## The task:
Look through the material and copy each line holding "자본주의는".

-- Start of Listed entries --

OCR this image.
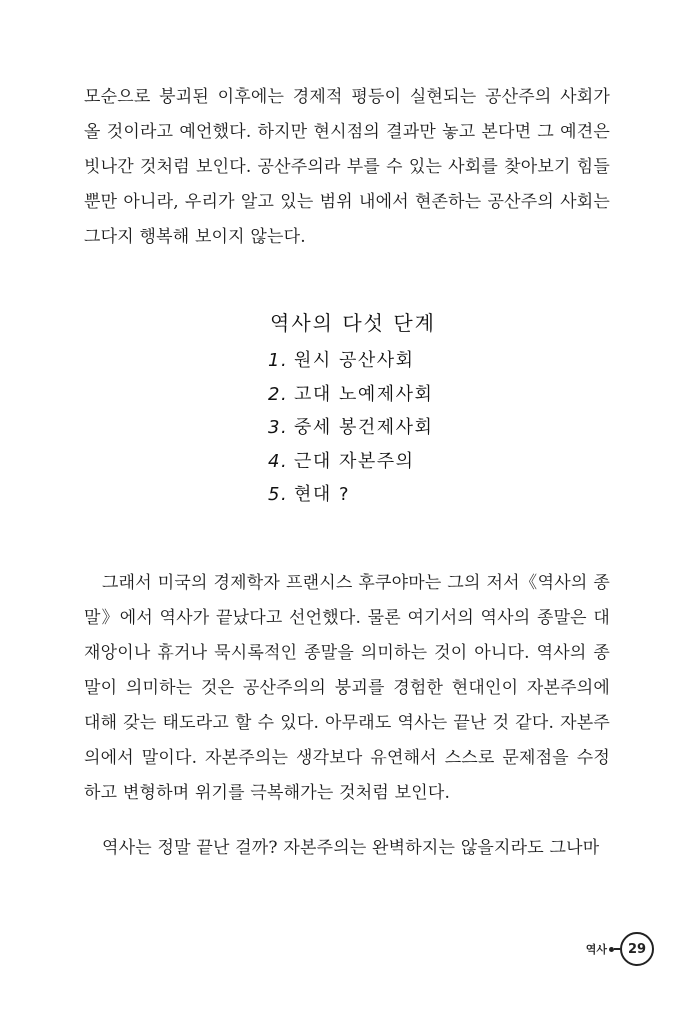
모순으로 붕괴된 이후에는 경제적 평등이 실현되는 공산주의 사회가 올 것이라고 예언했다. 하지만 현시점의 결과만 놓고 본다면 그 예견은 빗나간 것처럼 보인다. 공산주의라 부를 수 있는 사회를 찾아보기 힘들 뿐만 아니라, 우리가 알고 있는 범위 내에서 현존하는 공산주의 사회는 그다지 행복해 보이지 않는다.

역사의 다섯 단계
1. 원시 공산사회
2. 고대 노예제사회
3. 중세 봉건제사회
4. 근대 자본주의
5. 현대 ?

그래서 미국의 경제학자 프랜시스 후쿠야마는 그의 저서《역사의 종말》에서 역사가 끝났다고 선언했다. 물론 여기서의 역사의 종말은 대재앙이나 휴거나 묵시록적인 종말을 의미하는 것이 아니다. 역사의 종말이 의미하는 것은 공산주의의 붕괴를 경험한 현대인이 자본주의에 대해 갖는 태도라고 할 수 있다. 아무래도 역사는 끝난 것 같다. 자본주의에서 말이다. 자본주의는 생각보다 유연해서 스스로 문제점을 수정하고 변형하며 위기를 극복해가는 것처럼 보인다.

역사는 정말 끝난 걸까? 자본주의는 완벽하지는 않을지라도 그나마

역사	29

-- End of Listed entries --

## Output:
그래서 미국의 경제학자 프랜시스 후쿠야마는 그의 저서《역사의 종말》에서 역사가 끝났다고 선언했다. 물론 여기서의 역사의 종말은 대재앙이나 휴거나 묵시록적인 종말을 의미하는 것이 아니다. 역사의 종말이 의미하는 것은 공산주의의 붕괴를 경험한 현대인이 자본주의에 대해 갖는 태도라고 할 수 있다. 아무래도 역사는 끝난 것 같다. 자본주의에서 말이다. 자본주의는 생각보다 유연해서 스스로 문제점을 수정하고 변형하며 위기를 극복해가는 것처럼 보인다.
역사는 정말 끝난 걸까? 자본주의는 완벽하지는 않을지라도 그나마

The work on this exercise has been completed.